BEGIN Extract
1. Stake dilution in public sector banks after their health improves, says Finance Minister Arun Jaitley

Stake dilution in public sector banks after their health improves, says Finance Minister Arun Jaitley

The government will dilute its stake in state-run banks to 52 per cent once the health of the lenders improve and the money will be used to inject capital in them, Finance Minister Arun Jaitley said today.

By: | Tokyo | Published: May 8, 2017 12:54 PM
The government will dilute its stake in state-run banks to 52 per cent once the health of the lenders improve and the money will be used to inject capital in them, Finance Minister Arun Jaitley said today. (Reuters)
END Extract
BEGIN Dataset records
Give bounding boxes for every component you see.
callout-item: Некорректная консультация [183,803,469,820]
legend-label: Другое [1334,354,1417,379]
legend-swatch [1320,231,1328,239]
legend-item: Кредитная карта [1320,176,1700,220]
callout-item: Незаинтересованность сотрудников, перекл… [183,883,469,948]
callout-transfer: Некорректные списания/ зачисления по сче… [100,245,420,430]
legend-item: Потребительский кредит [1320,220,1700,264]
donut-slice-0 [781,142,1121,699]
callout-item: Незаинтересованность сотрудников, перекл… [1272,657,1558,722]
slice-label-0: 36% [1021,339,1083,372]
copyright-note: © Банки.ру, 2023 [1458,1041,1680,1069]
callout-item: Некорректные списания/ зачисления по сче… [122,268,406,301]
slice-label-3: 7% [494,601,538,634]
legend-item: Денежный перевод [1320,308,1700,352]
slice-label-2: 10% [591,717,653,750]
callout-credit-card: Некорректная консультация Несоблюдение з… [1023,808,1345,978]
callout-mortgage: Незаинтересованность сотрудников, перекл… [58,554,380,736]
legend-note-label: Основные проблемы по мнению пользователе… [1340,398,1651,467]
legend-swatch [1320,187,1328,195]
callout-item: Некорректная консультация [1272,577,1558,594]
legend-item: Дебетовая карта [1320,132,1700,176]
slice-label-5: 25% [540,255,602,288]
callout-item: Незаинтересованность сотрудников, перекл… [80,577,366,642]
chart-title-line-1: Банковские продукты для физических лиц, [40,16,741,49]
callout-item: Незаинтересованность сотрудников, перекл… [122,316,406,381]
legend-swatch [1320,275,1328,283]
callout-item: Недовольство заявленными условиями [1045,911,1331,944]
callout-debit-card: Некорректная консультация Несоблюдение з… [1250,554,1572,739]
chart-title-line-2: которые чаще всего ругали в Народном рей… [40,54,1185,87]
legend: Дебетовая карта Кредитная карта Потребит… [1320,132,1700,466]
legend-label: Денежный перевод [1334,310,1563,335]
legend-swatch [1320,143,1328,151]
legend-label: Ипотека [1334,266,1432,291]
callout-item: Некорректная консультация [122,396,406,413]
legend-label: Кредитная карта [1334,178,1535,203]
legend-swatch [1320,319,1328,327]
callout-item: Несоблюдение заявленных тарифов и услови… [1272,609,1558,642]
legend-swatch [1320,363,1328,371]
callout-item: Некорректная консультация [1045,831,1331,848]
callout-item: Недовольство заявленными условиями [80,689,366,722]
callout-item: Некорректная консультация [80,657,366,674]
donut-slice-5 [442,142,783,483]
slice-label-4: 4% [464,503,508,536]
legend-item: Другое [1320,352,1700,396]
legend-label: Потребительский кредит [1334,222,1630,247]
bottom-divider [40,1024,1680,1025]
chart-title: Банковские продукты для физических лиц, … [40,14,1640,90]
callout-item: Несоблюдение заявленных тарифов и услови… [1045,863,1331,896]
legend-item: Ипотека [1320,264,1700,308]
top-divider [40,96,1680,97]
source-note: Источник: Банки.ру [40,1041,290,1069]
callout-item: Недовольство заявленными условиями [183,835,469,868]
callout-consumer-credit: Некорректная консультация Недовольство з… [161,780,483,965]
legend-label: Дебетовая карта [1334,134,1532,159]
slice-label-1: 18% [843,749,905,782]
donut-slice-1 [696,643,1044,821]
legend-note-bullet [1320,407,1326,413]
END Dataset records
» **Exercise 1**
Shorten the paragraph of the article on bank stake dilution that begins "The government will dilute its stake" while keeping its main facts.
» **Exercise 2**
Write the next part of the article on stake dilution in public sector banks, starting after its final sentence.

» **Task answer 1**
Finance Minister Arun Jaitley said the government will reduce its stake in state-run banks to 52 percent once their health improves. The money raised will go toward injecting capital into those banks.

» **Task answer 2**
The government will dilute its stake in state-run banks to 52 per cent once the health of the lenders improve and the money will be used to inject capital in them, Finance Minister Arun Jaitley said today. He hoped for a resolution to the burgeoning bad loan problem following the government empowering the Reserve Bank of India (RBI) to order lenders initiate insolvency proceedings against defaulters and create committees to advise banks on recovering non-performing loans. “We already have a programme under which we have been supporting recapitalisation of banks. Where more funds are required from the government, we will be quite willing to look at that. “But once the health of the banks themselves improve, we have also announced that the government will be willing to bring down its own equity in the banks to 52 per cent and that can be used for banks’ recapitalisation,” he said at a CII-Kotak investor roundtable here.

This fiscal, the government has budgeted Rs 10,000 crore of capital infusion in public sector banks.
The amount is lower than Rs 25,000 crore set aside in the previous budget but will be insufficient to help state-run banks raise about Rs 80,000 crore of equity capital that they will require over the next two years to comply with the Basel III norms and support credit growth.

Jaitley said the non-performing assets (NPA) problem is limited to “a certain set of accounts and these numerically are not very large in number but the quantums are high and therefore, they impact the balance sheet of banks”.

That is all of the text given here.